Exercise details: I'd like every entry transcribed word for word, with no pictures.

Interface dataset entries
━━━━━━━━━━━━━━━━━━━━━━━━━━━━━━
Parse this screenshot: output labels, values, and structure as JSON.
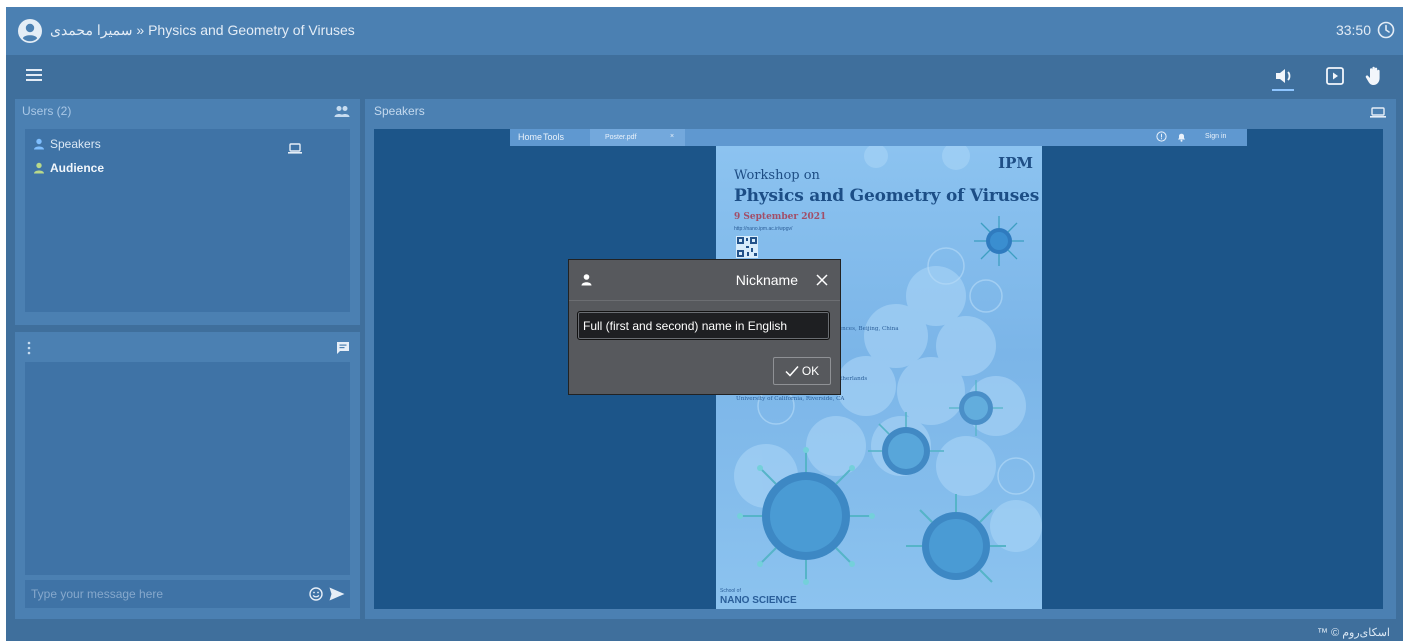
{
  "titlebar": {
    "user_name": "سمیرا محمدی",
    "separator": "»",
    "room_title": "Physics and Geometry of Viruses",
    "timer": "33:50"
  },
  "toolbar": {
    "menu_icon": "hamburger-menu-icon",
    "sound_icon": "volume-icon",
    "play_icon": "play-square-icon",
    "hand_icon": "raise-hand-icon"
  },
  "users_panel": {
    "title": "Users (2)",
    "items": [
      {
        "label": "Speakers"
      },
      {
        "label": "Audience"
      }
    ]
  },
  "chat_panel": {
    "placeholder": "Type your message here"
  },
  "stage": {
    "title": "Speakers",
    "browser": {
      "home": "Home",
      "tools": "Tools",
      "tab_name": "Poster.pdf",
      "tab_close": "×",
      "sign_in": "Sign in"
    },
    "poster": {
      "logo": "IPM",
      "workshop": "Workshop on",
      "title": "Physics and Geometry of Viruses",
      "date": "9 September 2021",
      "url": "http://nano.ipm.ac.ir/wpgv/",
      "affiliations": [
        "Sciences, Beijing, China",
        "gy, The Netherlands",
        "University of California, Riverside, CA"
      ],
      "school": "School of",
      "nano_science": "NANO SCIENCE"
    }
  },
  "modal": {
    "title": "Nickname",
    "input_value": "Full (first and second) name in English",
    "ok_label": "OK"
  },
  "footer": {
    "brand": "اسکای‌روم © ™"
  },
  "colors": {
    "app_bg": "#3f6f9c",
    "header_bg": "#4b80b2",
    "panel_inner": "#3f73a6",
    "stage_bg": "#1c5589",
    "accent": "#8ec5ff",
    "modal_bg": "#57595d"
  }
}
━━━━━━━━━━━━━━━━━━━━━━━━━━━━━━
Solution to this task:
Parse this screenshot: output labels, values, and structure as JSON.
{
  "titlebar": {
    "user_name": "سمیرا محمدی",
    "separator": "»",
    "room_title": "Physics and Geometry of Viruses",
    "timer": "33:50"
  },
  "toolbar": {
    "menu_icon": "hamburger-menu-icon",
    "sound_icon": "volume-icon",
    "play_icon": "play-square-icon",
    "hand_icon": "raise-hand-icon"
  },
  "users_panel": {
    "title": "Users (2)",
    "items": [
      {
        "label": "Speakers"
      },
      {
        "label": "Audience"
      }
    ]
  },
  "chat_panel": {
    "placeholder": "Type your message here"
  },
  "stage": {
    "title": "Speakers",
    "browser": {
      "home": "Home",
      "tools": "Tools",
      "tab_name": "Poster.pdf",
      "tab_close": "×",
      "sign_in": "Sign in"
    },
    "poster": {
      "logo": "IPM",
      "workshop": "Workshop on",
      "title": "Physics and Geometry of Viruses",
      "date": "9 September 2021",
      "url": "http://nano.ipm.ac.ir/wpgv/",
      "affiliations": [
        "Sciences, Beijing, China",
        "gy, The Netherlands",
        "University of California, Riverside, CA"
      ],
      "school": "School of",
      "nano_science": "NANO SCIENCE"
    }
  },
  "modal": {
    "title": "Nickname",
    "input_value": "Full (first and second) name in English",
    "ok_label": "OK"
  },
  "footer": {
    "brand": "اسکای‌روم © ™"
  },
  "colors": {
    "app_bg": "#3f6f9c",
    "header_bg": "#4b80b2",
    "panel_inner": "#3f73a6",
    "stage_bg": "#1c5589",
    "accent": "#8ec5ff",
    "modal_bg": "#57595d"
  }
}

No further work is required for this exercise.